--- Set task ---
Print all of the lines exactly. Any picture among them stays out.

[Records from a collection]
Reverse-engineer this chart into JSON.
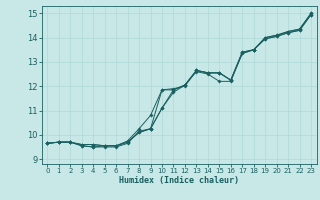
{
  "xlabel": "Humidex (Indice chaleur)",
  "xlim": [
    -0.5,
    23.5
  ],
  "ylim": [
    8.8,
    15.3
  ],
  "xticks": [
    0,
    1,
    2,
    3,
    4,
    5,
    6,
    7,
    8,
    9,
    10,
    11,
    12,
    13,
    14,
    15,
    16,
    17,
    18,
    19,
    20,
    21,
    22,
    23
  ],
  "yticks": [
    9,
    10,
    11,
    12,
    13,
    14,
    15
  ],
  "bg_color": "#c8e8e8",
  "line_color": "#1a6060",
  "grid_color": "#b0d8d8",
  "lines": [
    [
      9.65,
      9.7,
      9.7,
      9.55,
      9.5,
      9.5,
      9.5,
      9.65,
      10.15,
      10.25,
      11.85,
      11.9,
      12.0,
      12.65,
      12.55,
      12.55,
      12.25,
      13.4,
      13.5,
      14.0,
      14.1,
      14.25,
      14.35,
      15.0
    ],
    [
      9.65,
      9.7,
      9.7,
      9.55,
      9.5,
      9.55,
      9.55,
      9.75,
      10.25,
      10.8,
      11.85,
      11.85,
      12.05,
      12.6,
      12.5,
      12.2,
      12.2,
      13.35,
      13.5,
      13.95,
      14.05,
      14.2,
      14.3,
      14.95
    ],
    [
      9.65,
      9.7,
      9.7,
      9.6,
      9.6,
      9.55,
      9.55,
      9.7,
      10.1,
      10.25,
      11.1,
      11.85,
      12.05,
      12.65,
      12.55,
      12.55,
      12.25,
      13.4,
      13.5,
      14.0,
      14.1,
      14.25,
      14.35,
      15.0
    ],
    [
      9.65,
      9.7,
      9.7,
      9.6,
      9.6,
      9.55,
      9.55,
      9.7,
      10.1,
      10.25,
      11.1,
      11.75,
      12.05,
      12.65,
      12.55,
      12.55,
      12.25,
      13.35,
      13.5,
      13.95,
      14.05,
      14.2,
      14.3,
      14.95
    ]
  ]
}
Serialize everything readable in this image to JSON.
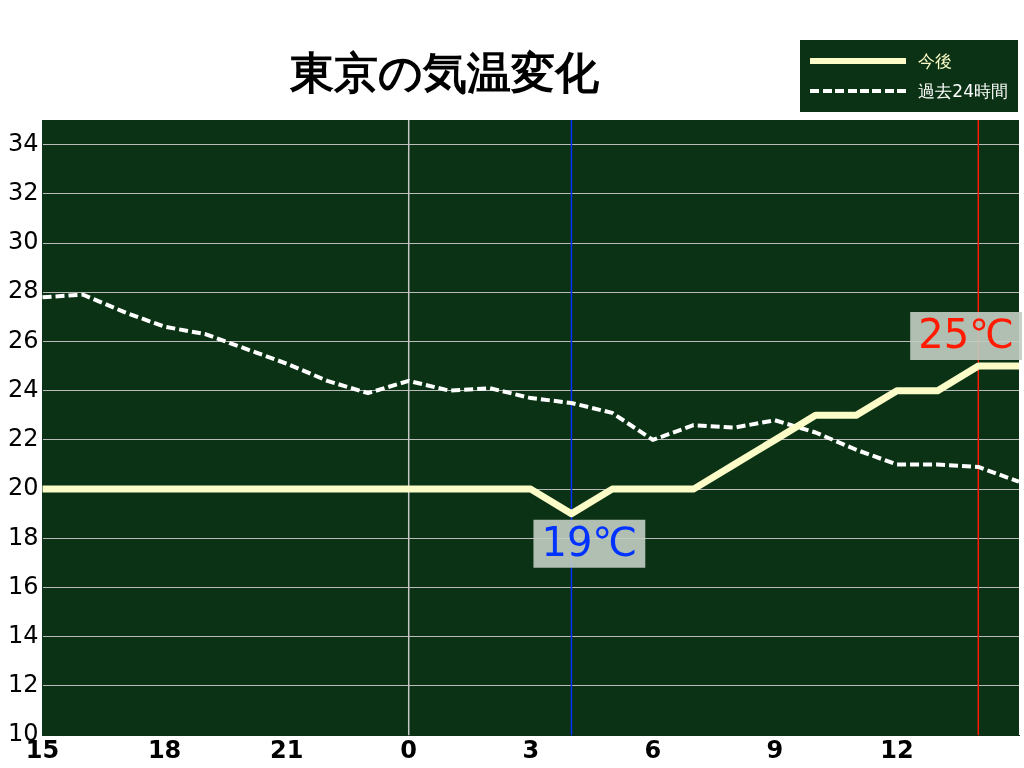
{
  "chart_data": {
    "type": "line",
    "title": "東京の気温変化",
    "categories": [
      "15",
      null,
      null,
      "18",
      null,
      null,
      "21",
      null,
      null,
      "0",
      null,
      null,
      "3",
      null,
      null,
      "6",
      null,
      null,
      "9",
      null,
      null,
      "12",
      null,
      null,
      null
    ],
    "series": [
      {
        "name": "今後",
        "color": "#fcfcc8",
        "line_style": "solid",
        "values": [
          20,
          20,
          20,
          20,
          20,
          20,
          20,
          20,
          20,
          20,
          20,
          20,
          20,
          19,
          20,
          20,
          20,
          21,
          22,
          23,
          23,
          24,
          24,
          25,
          25
        ]
      },
      {
        "name": "過去24時間",
        "color": "#ffffff",
        "line_style": "dashed",
        "values": [
          27.8,
          27.9,
          27.2,
          26.6,
          26.3,
          25.7,
          25.1,
          24.4,
          23.9,
          24.4,
          24.0,
          24.1,
          23.7,
          23.5,
          23.1,
          22.0,
          22.6,
          22.5,
          22.8,
          22.3,
          21.6,
          21.0,
          21.0,
          20.9,
          20.3
        ]
      }
    ],
    "ylim": [
      10,
      35
    ],
    "yticks": [
      10,
      12,
      14,
      16,
      18,
      20,
      22,
      24,
      26,
      28,
      30,
      32,
      34
    ],
    "grid": "y",
    "marker": "none",
    "legend": "top right",
    "annotations": [
      "19℃",
      "25℃"
    ]
  }
}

--- Answer below ---
Reverse-engineer this chart into JSON.
{
  "xlabel": "Humidex (Indice chaleur)",
  "xlim": [
    -0.5,
    23.5
  ],
  "ylim": [
    8.8,
    15.3
  ],
  "xticks": [
    0,
    1,
    2,
    3,
    4,
    5,
    6,
    7,
    8,
    9,
    10,
    11,
    12,
    13,
    14,
    15,
    16,
    17,
    18,
    19,
    20,
    21,
    22,
    23
  ],
  "yticks": [
    9,
    10,
    11,
    12,
    13,
    14,
    15
  ],
  "bg_color": "#c8e8e8",
  "line_color": "#1a6060",
  "grid_color": "#b0d8d8",
  "lines": [
    [
      9.65,
      9.7,
      9.7,
      9.55,
      9.5,
      9.5,
      9.5,
      9.65,
      10.15,
      10.25,
      11.85,
      11.9,
      12.0,
      12.65,
      12.55,
      12.55,
      12.25,
      13.4,
      13.5,
      14.0,
      14.1,
      14.25,
      14.35,
      15.0
    ],
    [
      9.65,
      9.7,
      9.7,
      9.55,
      9.5,
      9.55,
      9.55,
      9.75,
      10.25,
      10.8,
      11.85,
      11.85,
      12.05,
      12.6,
      12.5,
      12.2,
      12.2,
      13.35,
      13.5,
      13.95,
      14.05,
      14.2,
      14.3,
      14.95
    ],
    [
      9.65,
      9.7,
      9.7,
      9.6,
      9.6,
      9.55,
      9.55,
      9.7,
      10.1,
      10.25,
      11.1,
      11.85,
      12.05,
      12.65,
      12.55,
      12.55,
      12.25,
      13.4,
      13.5,
      14.0,
      14.1,
      14.25,
      14.35,
      15.0
    ],
    [
      9.65,
      9.7,
      9.7,
      9.6,
      9.6,
      9.55,
      9.55,
      9.7,
      10.1,
      10.25,
      11.1,
      11.75,
      12.05,
      12.65,
      12.55,
      12.55,
      12.25,
      13.35,
      13.5,
      13.95,
      14.05,
      14.2,
      14.3,
      14.95
    ]
  ]
}
Serialize everything readable in this image to JSON.
{
  "chart_data": {
    "type": "line",
    "title": "東京の気温変化",
    "categories": [
      "15",
      null,
      null,
      "18",
      null,
      null,
      "21",
      null,
      null,
      "0",
      null,
      null,
      "3",
      null,
      null,
      "6",
      null,
      null,
      "9",
      null,
      null,
      "12",
      null,
      null,
      null
    ],
    "series": [
      {
        "name": "今後",
        "color": "#fcfcc8",
        "line_style": "solid",
        "values": [
          20,
          20,
          20,
          20,
          20,
          20,
          20,
          20,
          20,
          20,
          20,
          20,
          20,
          19,
          20,
          20,
          20,
          21,
          22,
          23,
          23,
          24,
          24,
          25,
          25
        ]
      },
      {
        "name": "過去24時間",
        "color": "#ffffff",
        "line_style": "dashed",
        "values": [
          27.8,
          27.9,
          27.2,
          26.6,
          26.3,
          25.7,
          25.1,
          24.4,
          23.9,
          24.4,
          24.0,
          24.1,
          23.7,
          23.5,
          23.1,
          22.0,
          22.6,
          22.5,
          22.8,
          22.3,
          21.6,
          21.0,
          21.0,
          20.9,
          20.3
        ]
      }
    ],
    "ylim": [
      10,
      35
    ],
    "yticks": [
      10,
      12,
      14,
      16,
      18,
      20,
      22,
      24,
      26,
      28,
      30,
      32,
      34
    ],
    "grid": "y",
    "marker": "none",
    "legend": "top right",
    "annotations": [
      "19℃",
      "25℃"
    ]
  }
}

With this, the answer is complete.